**TASK DESCRIPTION**
Find every line in the listing below that contains the string "column", and copy each of those lines in full.

**INPUT**
◇ ◇ ◇ ◇ ◇

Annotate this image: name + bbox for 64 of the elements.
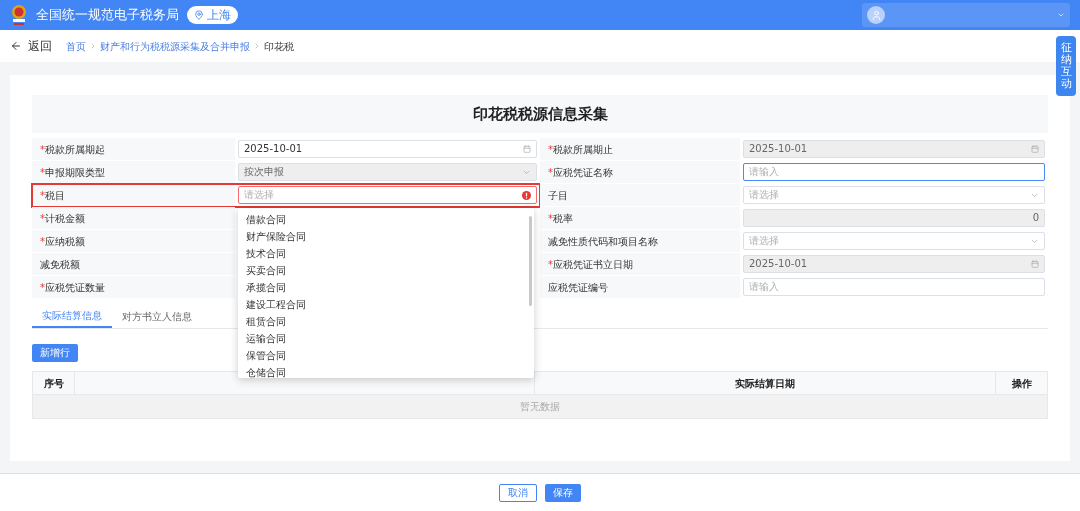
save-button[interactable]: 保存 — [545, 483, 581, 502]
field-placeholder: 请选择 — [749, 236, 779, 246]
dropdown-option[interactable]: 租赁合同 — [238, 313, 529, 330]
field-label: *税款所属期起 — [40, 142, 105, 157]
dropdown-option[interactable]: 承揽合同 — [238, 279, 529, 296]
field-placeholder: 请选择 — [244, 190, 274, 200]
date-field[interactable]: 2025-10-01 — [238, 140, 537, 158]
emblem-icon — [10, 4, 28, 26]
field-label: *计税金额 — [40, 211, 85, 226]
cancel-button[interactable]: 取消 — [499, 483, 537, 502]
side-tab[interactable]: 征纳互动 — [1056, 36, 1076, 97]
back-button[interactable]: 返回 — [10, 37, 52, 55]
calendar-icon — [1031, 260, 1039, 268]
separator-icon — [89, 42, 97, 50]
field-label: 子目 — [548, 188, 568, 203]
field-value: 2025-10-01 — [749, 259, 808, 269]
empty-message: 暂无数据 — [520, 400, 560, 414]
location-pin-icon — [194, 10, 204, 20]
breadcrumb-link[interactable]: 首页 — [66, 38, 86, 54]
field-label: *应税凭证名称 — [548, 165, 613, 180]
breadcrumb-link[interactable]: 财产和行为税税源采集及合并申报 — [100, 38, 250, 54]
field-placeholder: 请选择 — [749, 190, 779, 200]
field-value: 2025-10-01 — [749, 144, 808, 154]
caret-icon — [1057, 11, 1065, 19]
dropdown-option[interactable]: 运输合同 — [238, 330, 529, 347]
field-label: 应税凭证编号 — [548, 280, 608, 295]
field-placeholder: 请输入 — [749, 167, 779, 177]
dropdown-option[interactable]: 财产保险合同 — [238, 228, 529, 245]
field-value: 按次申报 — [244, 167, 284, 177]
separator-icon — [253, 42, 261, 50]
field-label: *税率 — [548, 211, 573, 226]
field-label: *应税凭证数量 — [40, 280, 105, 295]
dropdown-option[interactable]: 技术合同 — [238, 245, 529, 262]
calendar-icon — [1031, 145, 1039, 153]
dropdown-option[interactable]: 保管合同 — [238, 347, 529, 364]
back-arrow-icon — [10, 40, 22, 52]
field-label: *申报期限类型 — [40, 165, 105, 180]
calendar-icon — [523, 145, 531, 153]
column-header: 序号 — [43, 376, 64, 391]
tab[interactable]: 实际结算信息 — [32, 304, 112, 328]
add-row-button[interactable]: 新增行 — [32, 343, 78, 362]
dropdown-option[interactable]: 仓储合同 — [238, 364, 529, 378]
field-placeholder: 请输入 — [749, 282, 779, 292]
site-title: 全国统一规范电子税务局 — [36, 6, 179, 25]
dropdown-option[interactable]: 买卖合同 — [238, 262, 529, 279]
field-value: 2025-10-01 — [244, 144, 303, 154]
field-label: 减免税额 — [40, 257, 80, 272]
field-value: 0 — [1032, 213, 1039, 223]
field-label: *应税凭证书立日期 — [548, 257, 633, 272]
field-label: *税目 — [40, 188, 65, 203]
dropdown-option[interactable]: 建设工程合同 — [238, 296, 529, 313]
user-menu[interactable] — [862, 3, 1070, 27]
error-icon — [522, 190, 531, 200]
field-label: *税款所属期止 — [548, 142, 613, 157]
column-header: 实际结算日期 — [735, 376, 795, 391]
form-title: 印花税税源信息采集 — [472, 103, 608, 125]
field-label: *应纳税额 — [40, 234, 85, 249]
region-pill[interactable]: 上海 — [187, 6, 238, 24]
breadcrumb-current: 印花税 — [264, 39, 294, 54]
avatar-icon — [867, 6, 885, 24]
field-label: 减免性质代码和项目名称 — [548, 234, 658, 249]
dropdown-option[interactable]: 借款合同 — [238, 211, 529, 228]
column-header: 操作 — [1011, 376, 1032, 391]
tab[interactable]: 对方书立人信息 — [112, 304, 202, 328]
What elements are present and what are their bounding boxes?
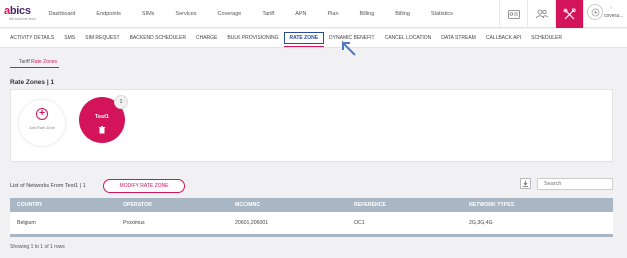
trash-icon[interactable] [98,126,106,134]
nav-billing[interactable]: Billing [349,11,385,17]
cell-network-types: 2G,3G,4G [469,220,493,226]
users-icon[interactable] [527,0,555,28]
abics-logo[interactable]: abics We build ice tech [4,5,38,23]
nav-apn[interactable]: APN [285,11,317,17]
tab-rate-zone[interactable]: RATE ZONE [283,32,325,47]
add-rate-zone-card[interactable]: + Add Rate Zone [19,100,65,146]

◇ ◇ ◇ ◇ ◇

**FINISHED ANSWER**
column-header: 序号 — [43, 376, 64, 391]
column-header: 实际结算日期 — [735, 376, 795, 391]
column-header: 操作 — [1011, 376, 1032, 391]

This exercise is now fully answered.